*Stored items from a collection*
####

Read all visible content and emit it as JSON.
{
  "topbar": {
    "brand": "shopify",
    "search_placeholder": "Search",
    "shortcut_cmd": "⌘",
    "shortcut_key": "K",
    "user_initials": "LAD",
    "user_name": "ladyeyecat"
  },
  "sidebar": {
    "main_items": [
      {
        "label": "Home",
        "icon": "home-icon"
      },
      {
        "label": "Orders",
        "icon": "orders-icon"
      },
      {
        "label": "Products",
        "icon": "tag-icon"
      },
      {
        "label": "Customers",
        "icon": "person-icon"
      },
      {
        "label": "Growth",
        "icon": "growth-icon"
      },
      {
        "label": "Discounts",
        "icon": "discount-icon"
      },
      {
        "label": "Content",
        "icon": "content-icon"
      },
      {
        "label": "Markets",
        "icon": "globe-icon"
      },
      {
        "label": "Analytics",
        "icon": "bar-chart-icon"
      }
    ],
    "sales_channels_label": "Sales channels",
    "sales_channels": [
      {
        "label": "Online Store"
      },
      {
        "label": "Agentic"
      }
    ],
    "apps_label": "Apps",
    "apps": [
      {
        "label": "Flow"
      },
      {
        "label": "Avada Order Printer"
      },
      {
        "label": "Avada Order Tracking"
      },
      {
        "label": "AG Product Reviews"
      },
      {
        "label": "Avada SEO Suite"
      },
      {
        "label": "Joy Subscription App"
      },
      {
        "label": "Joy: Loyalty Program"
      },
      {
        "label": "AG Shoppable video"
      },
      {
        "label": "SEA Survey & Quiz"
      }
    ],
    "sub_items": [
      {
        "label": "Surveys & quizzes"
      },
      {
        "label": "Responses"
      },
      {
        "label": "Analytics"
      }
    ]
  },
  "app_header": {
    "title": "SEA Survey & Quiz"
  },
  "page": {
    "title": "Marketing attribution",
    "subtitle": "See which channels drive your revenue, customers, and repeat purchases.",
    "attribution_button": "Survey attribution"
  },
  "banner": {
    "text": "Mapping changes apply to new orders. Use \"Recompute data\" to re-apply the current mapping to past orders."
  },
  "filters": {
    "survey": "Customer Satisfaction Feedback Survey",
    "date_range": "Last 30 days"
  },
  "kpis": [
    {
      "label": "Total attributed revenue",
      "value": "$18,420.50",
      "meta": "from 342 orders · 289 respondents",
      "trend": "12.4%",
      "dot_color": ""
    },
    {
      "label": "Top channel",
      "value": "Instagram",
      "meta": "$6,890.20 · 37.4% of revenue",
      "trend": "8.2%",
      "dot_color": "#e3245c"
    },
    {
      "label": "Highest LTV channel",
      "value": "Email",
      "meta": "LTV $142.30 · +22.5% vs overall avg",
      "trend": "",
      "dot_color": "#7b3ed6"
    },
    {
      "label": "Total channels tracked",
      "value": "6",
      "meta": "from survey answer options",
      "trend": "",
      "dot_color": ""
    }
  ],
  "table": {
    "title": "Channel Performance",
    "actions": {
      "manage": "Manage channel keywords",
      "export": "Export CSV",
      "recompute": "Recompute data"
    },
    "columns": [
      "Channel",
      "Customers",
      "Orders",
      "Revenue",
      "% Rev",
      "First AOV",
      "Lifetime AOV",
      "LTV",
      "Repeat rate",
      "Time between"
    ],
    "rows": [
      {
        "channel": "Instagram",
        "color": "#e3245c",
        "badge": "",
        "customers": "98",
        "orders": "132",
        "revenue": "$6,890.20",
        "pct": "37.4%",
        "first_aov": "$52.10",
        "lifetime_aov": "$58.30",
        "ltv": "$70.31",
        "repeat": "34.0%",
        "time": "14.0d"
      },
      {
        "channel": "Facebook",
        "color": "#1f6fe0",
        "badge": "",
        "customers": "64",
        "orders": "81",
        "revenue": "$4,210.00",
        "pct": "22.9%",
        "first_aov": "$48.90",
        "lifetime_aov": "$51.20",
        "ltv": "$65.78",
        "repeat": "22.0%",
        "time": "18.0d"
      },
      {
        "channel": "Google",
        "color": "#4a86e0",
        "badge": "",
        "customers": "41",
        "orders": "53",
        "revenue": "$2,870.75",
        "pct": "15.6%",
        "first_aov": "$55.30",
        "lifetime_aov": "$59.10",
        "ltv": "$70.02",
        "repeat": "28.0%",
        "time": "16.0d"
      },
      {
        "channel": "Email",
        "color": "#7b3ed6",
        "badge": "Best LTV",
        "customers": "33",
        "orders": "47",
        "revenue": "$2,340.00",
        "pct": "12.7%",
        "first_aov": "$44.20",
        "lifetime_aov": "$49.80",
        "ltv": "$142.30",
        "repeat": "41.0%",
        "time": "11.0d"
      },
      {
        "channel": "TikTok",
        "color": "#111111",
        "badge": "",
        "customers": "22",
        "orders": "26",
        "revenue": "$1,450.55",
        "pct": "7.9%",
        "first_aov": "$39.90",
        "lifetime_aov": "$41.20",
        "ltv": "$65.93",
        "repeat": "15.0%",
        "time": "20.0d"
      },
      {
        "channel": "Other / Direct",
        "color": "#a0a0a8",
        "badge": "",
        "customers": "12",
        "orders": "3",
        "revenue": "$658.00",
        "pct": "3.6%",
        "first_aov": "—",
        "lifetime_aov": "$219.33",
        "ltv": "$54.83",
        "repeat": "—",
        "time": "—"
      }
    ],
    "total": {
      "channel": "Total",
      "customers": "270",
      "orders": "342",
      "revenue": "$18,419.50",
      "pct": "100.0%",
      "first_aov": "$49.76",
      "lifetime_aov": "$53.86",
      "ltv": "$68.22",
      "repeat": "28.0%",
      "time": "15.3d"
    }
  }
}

####

*JOB*
Please reproduce all of the entries exactly as they stand.

*SOLUTION FOR THIS PROBLEM*
Read all visible content and emit it as JSON.
{
  "topbar": {
    "brand": "shopify",
    "search_placeholder": "Search",
    "shortcut_cmd": "⌘",
    "shortcut_key": "K",
    "user_initials": "LAD",
    "user_name": "ladyeyecat"
  },
  "sidebar": {
    "main_items": [
      {
        "label": "Home",
        "icon": "home-icon"
      },
      {
        "label": "Orders",
        "icon": "orders-icon"
      },
      {
        "label": "Products",
        "icon": "tag-icon"
      },
      {
        "label": "Customers",
        "icon": "person-icon"
      },
      {
        "label": "Growth",
        "icon": "growth-icon"
      },
      {
        "label": "Discounts",
        "icon": "discount-icon"
      },
      {
        "label": "Content",
        "icon": "content-icon"
      },
      {
        "label": "Markets",
        "icon": "globe-icon"
      },
      {
        "label": "Analytics",
        "icon": "bar-chart-icon"
      }
    ],
    "sales_channels_label": "Sales channels",
    "sales_channels": [
      {
        "label": "Online Store"
      },
      {
        "label": "Agentic"
      }
    ],
    "apps_label": "Apps",
    "apps": [
      {
        "label": "Flow"
      },
      {
        "label": "Avada Order Printer"
      },
      {
        "label": "Avada Order Tracking"
      },
      {
        "label": "AG Product Reviews"
      },
      {
        "label": "Avada SEO Suite"
      },
      {
        "label": "Joy Subscription App"
      },
      {
        "label": "Joy: Loyalty Program"
      },
      {
        "label": "AG Shoppable video"
      },
      {
        "label": "SEA Survey & Quiz"
      }
    ],
    "sub_items": [
      {
        "label": "Surveys & quizzes"
      },
      {
        "label": "Responses"
      },
      {
        "label": "Analytics"
      }
    ]
  },
  "app_header": {
    "title": "SEA Survey & Quiz"
  },
  "page": {
    "title": "Marketing attribution",
    "subtitle": "See which channels drive your revenue, customers, and repeat purchases.",
    "attribution_button": "Survey attribution"
  },
  "banner": {
    "text": "Mapping changes apply to new orders. Use \"Recompute data\" to re-apply the current mapping to past orders."
  },
  "filters": {
    "survey": "Customer Satisfaction Feedback Survey",
    "date_range": "Last 30 days"
  },
  "kpis": [
    {
      "label": "Total attributed revenue",
      "value": "$18,420.50",
      "meta": "from 342 orders · 289 respondents",
      "trend": "12.4%",
      "dot_color": ""
    },
    {
      "label": "Top channel",
      "value": "Instagram",
      "meta": "$6,890.20 · 37.4% of revenue",
      "trend": "8.2%",
      "dot_color": "#e3245c"
    },
    {
      "label": "Highest LTV channel",
      "value": "Email",
      "meta": "LTV $142.30 · +22.5% vs overall avg",
      "trend": "",
      "dot_color": "#7b3ed6"
    },
    {
      "label": "Total channels tracked",
      "value": "6",
      "meta": "from survey answer options",
      "trend": "",
      "dot_color": ""
    }
  ],
  "table": {
    "title": "Channel Performance",
    "actions": {
      "manage": "Manage channel keywords",
      "export": "Export CSV",
      "recompute": "Recompute data"
    },
    "columns": [
      "Channel",
      "Customers",
      "Orders",
      "Revenue",
      "% Rev",
      "First AOV",
      "Lifetime AOV",
      "LTV",
      "Repeat rate",
      "Time between"
    ],
    "rows": [
      {
        "channel": "Instagram",
        "color": "#e3245c",
        "badge": "",
        "customers": "98",
        "orders": "132",
        "revenue": "$6,890.20",
        "pct": "37.4%",
        "first_aov": "$52.10",
        "lifetime_aov": "$58.30",
        "ltv": "$70.31",
        "repeat": "34.0%",
        "time": "14.0d"
      },
      {
        "channel": "Facebook",
        "color": "#1f6fe0",
        "badge": "",
        "customers": "64",
        "orders": "81",
        "revenue": "$4,210.00",
        "pct": "22.9%",
        "first_aov": "$48.90",
        "lifetime_aov": "$51.20",
        "ltv": "$65.78",
        "repeat": "22.0%",
        "time": "18.0d"
      },
      {
        "channel": "Google",
        "color": "#4a86e0",
        "badge": "",
        "customers": "41",
        "orders": "53",
        "revenue": "$2,870.75",
        "pct": "15.6%",
        "first_aov": "$55.30",
        "lifetime_aov": "$59.10",
        "ltv": "$70.02",
        "repeat": "28.0%",
        "time": "16.0d"
      },
      {
        "channel": "Email",
        "color": "#7b3ed6",
        "badge": "Best LTV",
        "customers": "33",
        "orders": "47",
        "revenue": "$2,340.00",
        "pct": "12.7%",
        "first_aov": "$44.20",
        "lifetime_aov": "$49.80",
        "ltv": "$142.30",
        "repeat": "41.0%",
        "time": "11.0d"
      },
      {
        "channel": "TikTok",
        "color": "#111111",
        "badge": "",
        "customers": "22",
        "orders": "26",
        "revenue": "$1,450.55",
        "pct": "7.9%",
        "first_aov": "$39.90",
        "lifetime_aov": "$41.20",
        "ltv": "$65.93",
        "repeat": "15.0%",
        "time": "20.0d"
      },
      {
        "channel": "Other / Direct",
        "color": "#a0a0a8",
        "badge": "",
        "customers": "12",
        "orders": "3",
        "revenue": "$658.00",
        "pct": "3.6%",
        "first_aov": "—",
        "lifetime_aov": "$219.33",
        "ltv": "$54.83",
        "repeat": "—",
        "time": "—"
      }
    ],
    "total": {
      "channel": "Total",
      "customers": "270",
      "orders": "342",
      "revenue": "$18,419.50",
      "pct": "100.0%",
      "first_aov": "$49.76",
      "lifetime_aov": "$53.86",
      "ltv": "$68.22",
      "repeat": "28.0%",
      "time": "15.3d"
    }
  }
}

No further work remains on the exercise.